─── TASK INPUT

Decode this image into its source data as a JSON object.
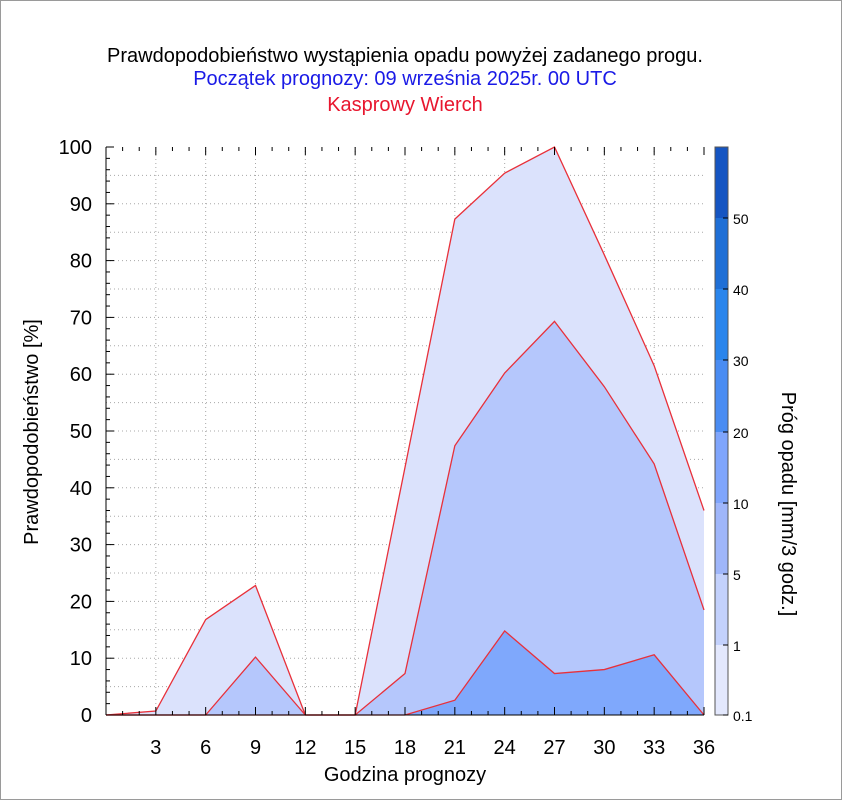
{
  "chart_data": {
    "type": "area",
    "title": "Prawdopodobieństwo wystąpienia opadu powyżej zadanego progu.",
    "subtitle": "Początek prognozy: 09 września 2025r. 00 UTC",
    "location": "Kasprowy Wierch",
    "xlabel": "Godzina prognozy",
    "ylabel": "Prawdopodobieństwo [%]",
    "colorbar_label": "Próg opadu [mm/3 godz.]",
    "xlim": [
      0,
      36
    ],
    "ylim": [
      0,
      100
    ],
    "xticks": [
      "3",
      "6",
      "9",
      "12",
      "15",
      "18",
      "21",
      "24",
      "27",
      "30",
      "33",
      "36"
    ],
    "yticks": [
      "0",
      "10",
      "20",
      "30",
      "40",
      "50",
      "60",
      "70",
      "80",
      "90",
      "100"
    ],
    "colorbar_ticks": [
      "0.1",
      "1",
      "5",
      "10",
      "20",
      "30",
      "40",
      "50"
    ],
    "colorbar_colors": [
      "#e3e8fd",
      "#c3d1fc",
      "#9fb6fa",
      "#7fa5fc",
      "#4a8cf2",
      "#2a85ec",
      "#1f6fd6",
      "#1555c2",
      "#0b3fa4"
    ],
    "grid": true,
    "series": [
      {
        "threshold": "0.1",
        "color": "#dbe2fc",
        "x": [
          0,
          3,
          6,
          9,
          12,
          15,
          18,
          21,
          24,
          27,
          30,
          33,
          36
        ],
        "values": [
          0,
          0.7,
          16.8,
          22.8,
          0,
          0,
          43.6,
          87.3,
          95.4,
          100,
          81,
          61.5,
          36
        ]
      },
      {
        "threshold": "1",
        "color": "#b5c7fc",
        "x": [
          0,
          3,
          6,
          9,
          12,
          15,
          18,
          21,
          24,
          27,
          30,
          33,
          36
        ],
        "values": [
          0,
          0,
          0,
          10.2,
          0,
          0,
          7.3,
          47.4,
          60.2,
          69.3,
          57.8,
          44.2,
          18.5
        ]
      },
      {
        "threshold": "5",
        "color": "#7fa8fc",
        "x": [
          0,
          3,
          6,
          9,
          12,
          15,
          18,
          21,
          24,
          27,
          30,
          33,
          36
        ],
        "values": [
          0,
          0,
          0,
          0,
          0,
          0,
          0,
          2.6,
          14.8,
          7.3,
          8,
          10.6,
          0
        ]
      }
    ]
  }
}
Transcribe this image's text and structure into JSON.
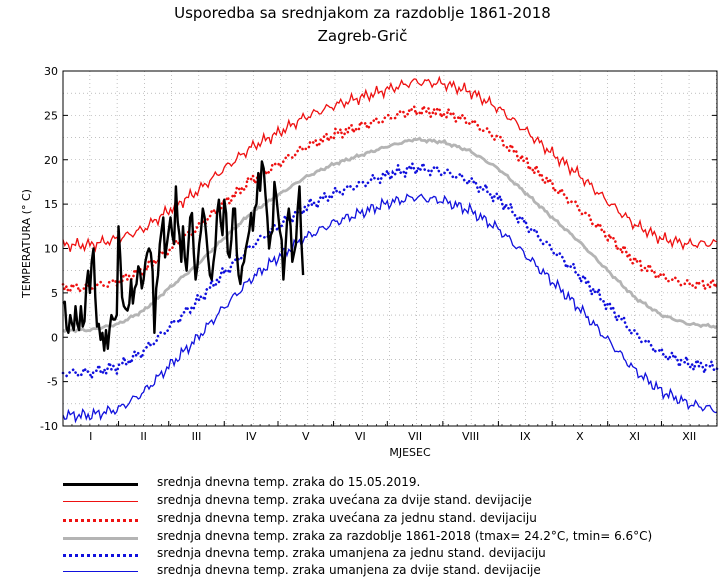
{
  "header": {
    "title": "Usporedba sa srednjakom za razdoblje 1861-2018",
    "subtitle": "Zagreb-Grič"
  },
  "chart_data": {
    "type": "line",
    "xlabel": "MJESEC",
    "ylabel": "TEMPERATURA (° C)",
    "xlim": [
      0,
      365
    ],
    "ylim": [
      -10,
      30
    ],
    "yticks": [
      -10,
      -5,
      0,
      5,
      10,
      15,
      20,
      25,
      30
    ],
    "month_labels": [
      "I",
      "II",
      "III",
      "IV",
      "V",
      "VI",
      "VII",
      "VIII",
      "IX",
      "X",
      "XI",
      "XII"
    ],
    "grid": true,
    "legend_position": "bottom",
    "series": [
      {
        "name": "srednja dnevna temp. zraka do 15.05.2019.",
        "color": "#000000",
        "style": "solid-thick",
        "x": [
          0,
          1,
          2,
          3,
          4,
          5,
          6,
          7,
          8,
          9,
          10,
          11,
          12,
          13,
          14,
          15,
          16,
          17,
          18,
          19,
          20,
          21,
          22,
          23,
          24,
          25,
          26,
          27,
          28,
          29,
          30,
          31,
          32,
          33,
          34,
          35,
          36,
          37,
          38,
          39,
          40,
          41,
          42,
          43,
          44,
          45,
          46,
          47,
          48,
          49,
          50,
          51,
          52,
          53,
          54,
          55,
          56,
          57,
          58,
          59,
          60,
          61,
          62,
          63,
          64,
          65,
          66,
          67,
          68,
          69,
          70,
          71,
          72,
          73,
          74,
          75,
          76,
          77,
          78,
          79,
          80,
          81,
          82,
          83,
          84,
          85,
          86,
          87,
          88,
          89,
          90,
          91,
          92,
          93,
          94,
          95,
          96,
          97,
          98,
          99,
          100,
          101,
          102,
          103,
          104,
          105,
          106,
          107,
          108,
          109,
          110,
          111,
          112,
          113,
          114,
          115,
          116,
          117,
          118,
          119,
          120,
          121,
          122,
          123,
          124,
          125,
          126,
          127,
          128,
          129,
          130,
          131,
          132,
          133,
          134
        ],
        "values": [
          3.8,
          4.0,
          1.0,
          0.5,
          2.5,
          1.5,
          0.8,
          3.5,
          1.5,
          0.8,
          3.5,
          1.2,
          1.8,
          5.8,
          7.5,
          5.0,
          8.5,
          10.0,
          4.5,
          1.2,
          1.5,
          -0.3,
          0.5,
          -1.5,
          0.8,
          -1.3,
          1.0,
          2.5,
          2.0,
          2.0,
          2.5,
          12.5,
          9.0,
          4.5,
          3.5,
          3.2,
          3.0,
          3.8,
          6.5,
          3.8,
          5.5,
          6.0,
          8.0,
          7.5,
          5.5,
          6.5,
          8.5,
          9.5,
          10.0,
          9.5,
          7.5,
          0.5,
          5.5,
          7.0,
          10.5,
          12.0,
          13.5,
          9.0,
          10.5,
          12.0,
          13.5,
          11.5,
          10.5,
          17.0,
          13.0,
          11.5,
          8.5,
          12.5,
          9.0,
          7.5,
          10.5,
          13.5,
          14.0,
          9.5,
          6.5,
          8.0,
          10.5,
          12.0,
          14.5,
          13.5,
          11.5,
          9.0,
          7.0,
          6.5,
          8.5,
          10.0,
          14.0,
          15.5,
          13.0,
          11.5,
          15.5,
          14.0,
          9.5,
          9.0,
          11.0,
          14.5,
          14.5,
          9.5,
          7.0,
          6.0,
          8.0,
          8.5,
          10.0,
          11.0,
          12.0,
          14.0,
          12.0,
          14.5,
          15.0,
          18.5,
          16.5,
          19.8,
          19.0,
          16.0,
          13.5,
          10.0,
          11.5,
          12.0,
          17.5,
          16.0,
          14.0,
          12.0,
          11.0,
          6.5,
          9.5,
          13.0,
          14.5,
          12.5,
          8.5,
          9.5,
          10.5,
          14.5,
          17.0,
          11.0,
          7.0
        ]
      },
      {
        "name": "srednja dnevna temp. zraka uvećana za dvije stand. devijacije",
        "color": "#ee1111",
        "style": "solid",
        "base": "mean+2sd"
      },
      {
        "name": "srednja dnevna temp. zraka uvećana za jednu stand. devijaciju",
        "color": "#ee1111",
        "style": "dotted",
        "base": "mean+1sd"
      },
      {
        "name": "srednja dnevna temp. zraka za razdoblje 1861-2018 (tmax= 24.2°C, tmin= 6.6°C)",
        "color": "#b4b4b4",
        "style": "solid-thick",
        "tmax": 24.2,
        "tmin": 6.6,
        "x": [
          0,
          15,
          31,
          45,
          59,
          74,
          90,
          105,
          120,
          135,
          151,
          166,
          181,
          196,
          212,
          227,
          243,
          258,
          273,
          288,
          304,
          319,
          334,
          349,
          365
        ],
        "values": [
          0.8,
          0.8,
          1.5,
          3.0,
          5.5,
          8.0,
          11.2,
          14.0,
          16.0,
          18.0,
          19.5,
          20.5,
          21.5,
          22.3,
          22.0,
          21.0,
          19.0,
          16.3,
          13.5,
          10.8,
          7.5,
          4.5,
          2.5,
          1.5,
          1.2
        ]
      },
      {
        "name": "srednja dnevna temp. zraka umanjena za jednu stand. devijaciju",
        "color": "#1111dd",
        "style": "dotted",
        "base": "mean-1sd"
      },
      {
        "name": "srednja dnevna temp. zraka umanjena za dvije stand. devijacije",
        "color": "#1111dd",
        "style": "solid",
        "base": "mean-2sd"
      }
    ],
    "sd_profile": {
      "x": [
        0,
        31,
        59,
        90,
        120,
        151,
        181,
        212,
        243,
        273,
        304,
        334,
        365
      ],
      "values": [
        4.8,
        4.8,
        4.4,
        3.9,
        3.5,
        3.3,
        3.2,
        3.3,
        3.4,
        3.6,
        3.9,
        4.3,
        4.7
      ]
    }
  }
}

──────

▶ _WHAT YOU WILL DO_
Filter the data, keeping only the lines that contain "xlabel".

▶ _PROBLEM SOLUTION_
    "xlabel": "Godzina prognozy",
    "xlabel": "MJESEC",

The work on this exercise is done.